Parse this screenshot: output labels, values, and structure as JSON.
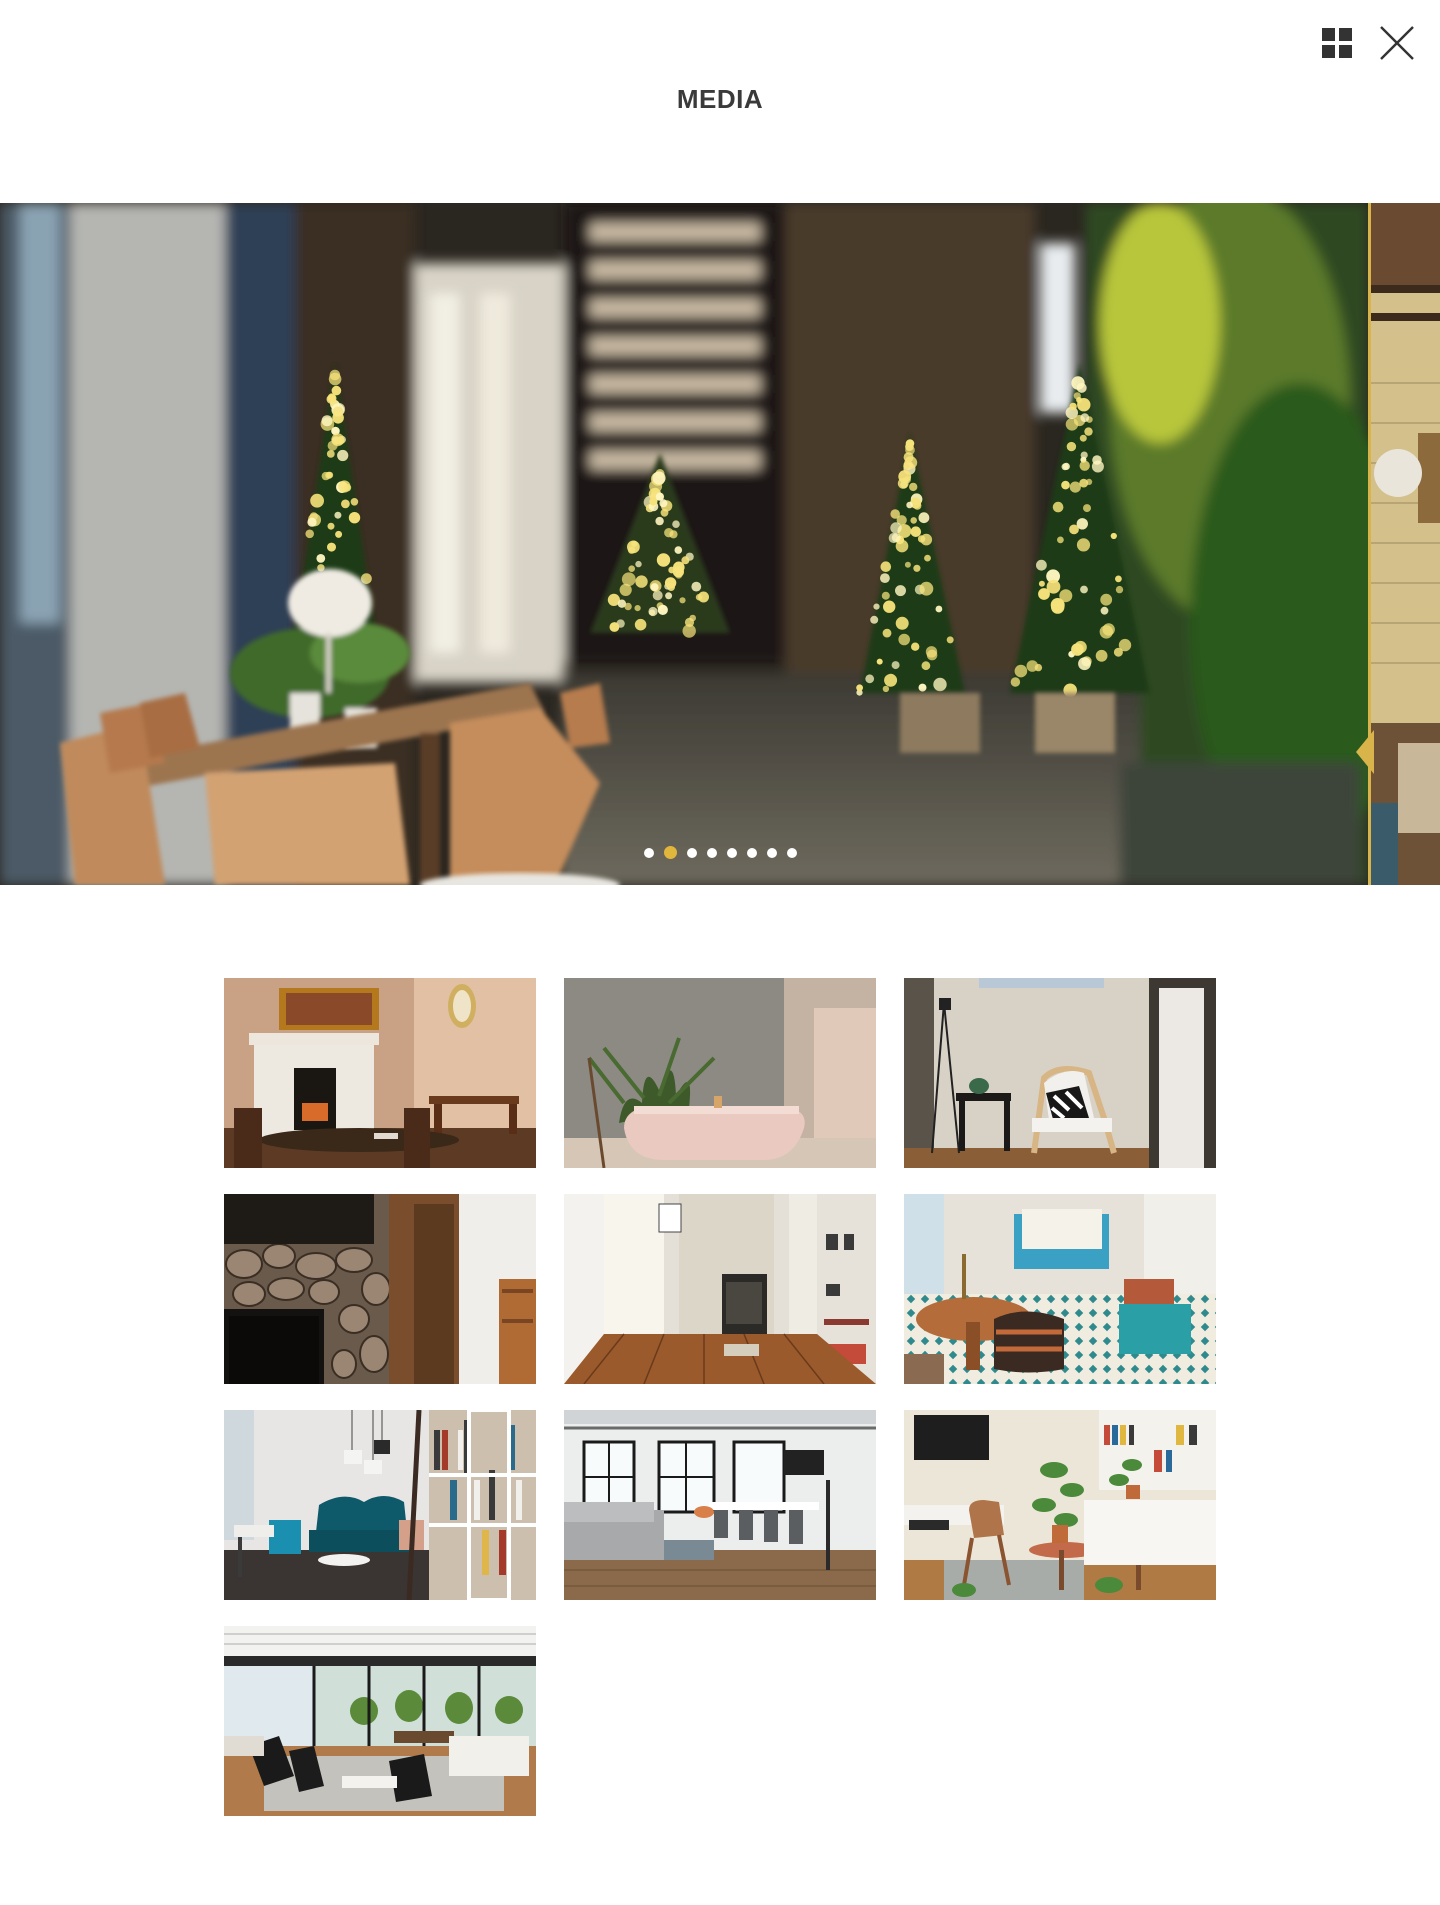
{
  "header": {
    "title": "MEDIA",
    "grid_view_icon": "grid-icon",
    "close_icon": "close-icon"
  },
  "carousel": {
    "slide_count": 8,
    "active_index": 1,
    "next_arrow_icon": "chevron-left-icon"
  },
  "thumbnails": [
    {
      "scene": "fireplace-dining-room"
    },
    {
      "scene": "bathroom-tub"
    },
    {
      "scene": "reading-nook-chair"
    },
    {
      "scene": "stone-fireplace-kitchen"
    },
    {
      "scene": "empty-hallway-wood-floor"
    },
    {
      "scene": "tiled-floor-living-room"
    },
    {
      "scene": "library-lounge"
    },
    {
      "scene": "loft-open-plan"
    },
    {
      "scene": "plants-living-room"
    },
    {
      "scene": "glass-wall-living-room"
    }
  ],
  "colors": {
    "accent": "#e0b63c",
    "title": "#3a3a3a"
  }
}
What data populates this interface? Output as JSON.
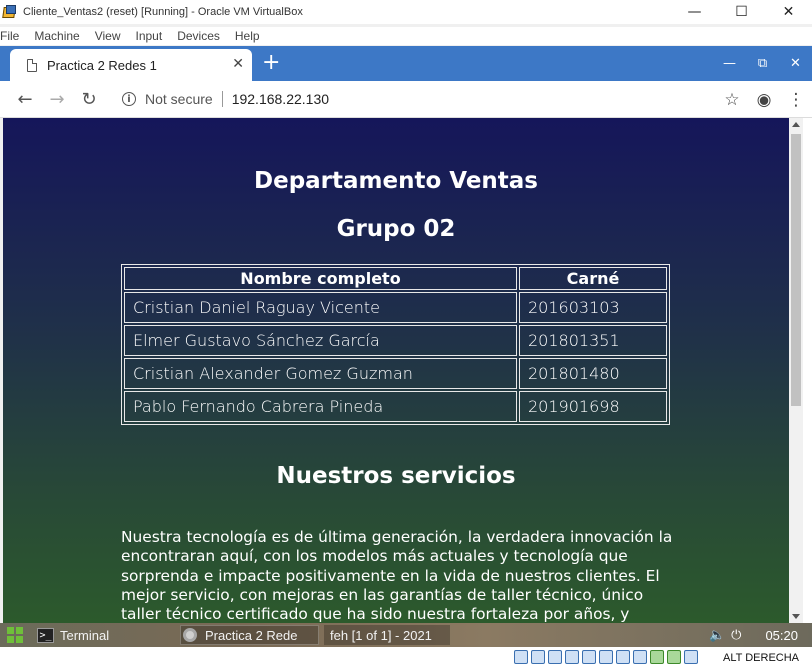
{
  "vbox": {
    "title": "Cliente_Ventas2 (reset) [Running] - Oracle VM VirtualBox",
    "menu": [
      "File",
      "Machine",
      "View",
      "Input",
      "Devices",
      "Help"
    ],
    "host_key": "ALT DERECHA"
  },
  "browser": {
    "tab_title": "Practica 2 Redes 1",
    "security_label": "Not secure",
    "url": "192.168.22.130"
  },
  "page": {
    "heading": "Departamento Ventas",
    "subheading": "Grupo 02",
    "table": {
      "headers": [
        "Nombre completo",
        "Carné"
      ],
      "rows": [
        [
          "Cristian Daniel Raguay Vicente",
          "201603103"
        ],
        [
          "Elmer Gustavo Sánchez García",
          "201801351"
        ],
        [
          "Cristian Alexander Gomez Guzman",
          "201801480"
        ],
        [
          "Pablo Fernando Cabrera Pineda",
          "201901698"
        ]
      ]
    },
    "services_heading": "Nuestros servicios",
    "services_text": "Nuestra tecnología es de última generación, la verdadera innovación la encontraran aquí, con los modelos más actuales y tecnología que sorprenda e impacte positivamente en la vida de nuestros clientes. El mejor servicio, con mejoras en las garantías de taller técnico, único taller técnico certificado que ha sido nuestra fortaleza por años, y"
  },
  "taskbar": {
    "items": [
      "Terminal",
      "Practica 2 Rede",
      "feh [1 of 1] - 2021"
    ],
    "clock": "05:20"
  },
  "colors": {
    "tabstrip": "#3d78c6",
    "page_gradient_top": "#15165a",
    "page_gradient_bottom": "#2c5a2c"
  }
}
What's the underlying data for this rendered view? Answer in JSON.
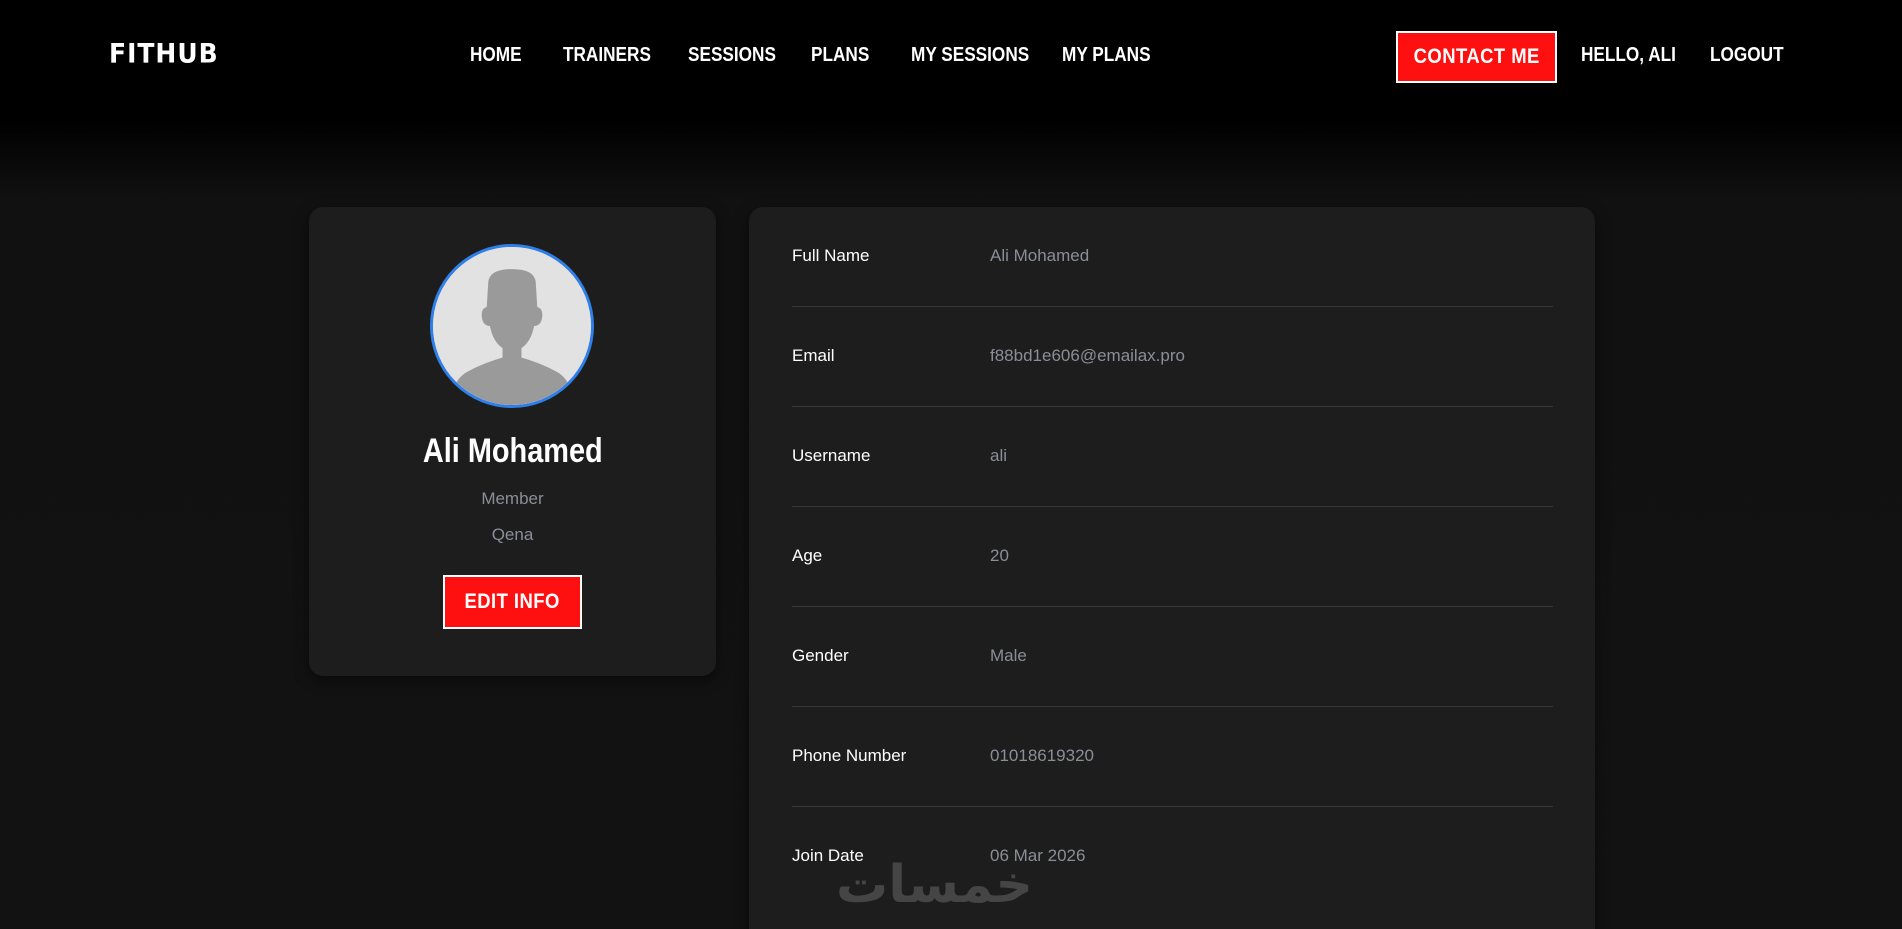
{
  "header": {
    "logo": "FITHUB",
    "nav": [
      {
        "label": "HOME"
      },
      {
        "label": "TRAINERS"
      },
      {
        "label": "SESSIONS"
      },
      {
        "label": "PLANS"
      },
      {
        "label": "MY SESSIONS"
      },
      {
        "label": "MY PLANS"
      }
    ],
    "contact_label": "CONTACT ME",
    "greeting": "HELLO, ALI",
    "logout_label": "LOGOUT"
  },
  "profile": {
    "avatar_icon": "user-avatar-icon",
    "name": "Ali Mohamed",
    "role": "Member",
    "city": "Qena",
    "edit_label": "EDIT INFO"
  },
  "details": [
    {
      "label": "Full Name",
      "value": "Ali Mohamed"
    },
    {
      "label": "Email",
      "value": "f88bd1e606@emailax.pro"
    },
    {
      "label": "Username",
      "value": "ali"
    },
    {
      "label": "Age",
      "value": "20"
    },
    {
      "label": "Gender",
      "value": "Male"
    },
    {
      "label": "Phone Number",
      "value": "01018619320"
    },
    {
      "label": "Join Date",
      "value": "06 Mar 2026"
    }
  ],
  "watermark": "خمسات",
  "colors": {
    "accent": "#ff1010",
    "avatar_border": "#2f7fe8",
    "card_bg": "#1d1d1d",
    "muted_text": "#8a8e96"
  }
}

-=-=-=-=-

Output all the records, word for word, with no pictures in the copy.

## [OUTPUT OF THE EXERCISE]
Parse this screenshot: output labels, values, and structure as JSON.
{
  "header": {
    "title": "MEDIA",
    "grid_view_icon": "grid-icon",
    "close_icon": "close-icon"
  },
  "carousel": {
    "slide_count": 8,
    "active_index": 1,
    "next_arrow_icon": "chevron-left-icon"
  },
  "thumbnails": [
    {
      "scene": "fireplace-dining-room"
    },
    {
      "scene": "bathroom-tub"
    },
    {
      "scene": "reading-nook-chair"
    },
    {
      "scene": "stone-fireplace-kitchen"
    },
    {
      "scene": "empty-hallway-wood-floor"
    },
    {
      "scene": "tiled-floor-living-room"
    },
    {
      "scene": "library-lounge"
    },
    {
      "scene": "loft-open-plan"
    },
    {
      "scene": "plants-living-room"
    },
    {
      "scene": "glass-wall-living-room"
    }
  ],
  "colors": {
    "accent": "#e0b63c",
    "title": "#3a3a3a"
  }
}
What data populates this interface? Output as JSON.
{
  "vbox": {
    "title": "Cliente_Ventas2 (reset) [Running] - Oracle VM VirtualBox",
    "menu": [
      "File",
      "Machine",
      "View",
      "Input",
      "Devices",
      "Help"
    ],
    "host_key": "ALT DERECHA"
  },
  "browser": {
    "tab_title": "Practica 2 Redes 1",
    "security_label": "Not secure",
    "url": "192.168.22.130"
  },
  "page": {
    "heading": "Departamento Ventas",
    "subheading": "Grupo 02",
    "table": {
      "headers": [
        "Nombre completo",
        "Carné"
      ],
      "rows": [
        [
          "Cristian Daniel Raguay Vicente",
          "201603103"
        ],
        [
          "Elmer Gustavo Sánchez García",
          "201801351"
        ],
        [
          "Cristian Alexander Gomez Guzman",
          "201801480"
        ],
        [
          "Pablo Fernando Cabrera Pineda",
          "201901698"
        ]
      ]
    },
    "services_heading": "Nuestros servicios",
    "services_text": "Nuestra tecnología es de última generación, la verdadera innovación la encontraran aquí, con los modelos más actuales y tecnología que sorprenda e impacte positivamente en la vida de nuestros clientes. El mejor servicio, con mejoras en las garantías de taller técnico, único taller técnico certificado que ha sido nuestra fortaleza por años, y"
  },
  "taskbar": {
    "items": [
      "Terminal",
      "Practica 2 Rede",
      "feh [1 of 1] - 2021"
    ],
    "clock": "05:20"
  },
  "colors": {
    "tabstrip": "#3d78c6",
    "page_gradient_top": "#15165a",
    "page_gradient_bottom": "#2c5a2c"
  }
}
What's the underlying data for this rendered view? Answer in JSON.
{
  "header": {
    "logo": "FITHUB",
    "nav": [
      {
        "label": "HOME"
      },
      {
        "label": "TRAINERS"
      },
      {
        "label": "SESSIONS"
      },
      {
        "label": "PLANS"
      },
      {
        "label": "MY SESSIONS"
      },
      {
        "label": "MY PLANS"
      }
    ],
    "contact_label": "CONTACT ME",
    "greeting": "HELLO, ALI",
    "logout_label": "LOGOUT"
  },
  "profile": {
    "avatar_icon": "user-avatar-icon",
    "name": "Ali Mohamed",
    "role": "Member",
    "city": "Qena",
    "edit_label": "EDIT INFO"
  },
  "details": [
    {
      "label": "Full Name",
      "value": "Ali Mohamed"
    },
    {
      "label": "Email",
      "value": "f88bd1e606@emailax.pro"
    },
    {
      "label": "Username",
      "value": "ali"
    },
    {
      "label": "Age",
      "value": "20"
    },
    {
      "label": "Gender",
      "value": "Male"
    },
    {
      "label": "Phone Number",
      "value": "01018619320"
    },
    {
      "label": "Join Date",
      "value": "06 Mar 2026"
    }
  ],
  "watermark": "خمسات",
  "colors": {
    "accent": "#ff1010",
    "avatar_border": "#2f7fe8",
    "card_bg": "#1d1d1d",
    "muted_text": "#8a8e96"
  }
}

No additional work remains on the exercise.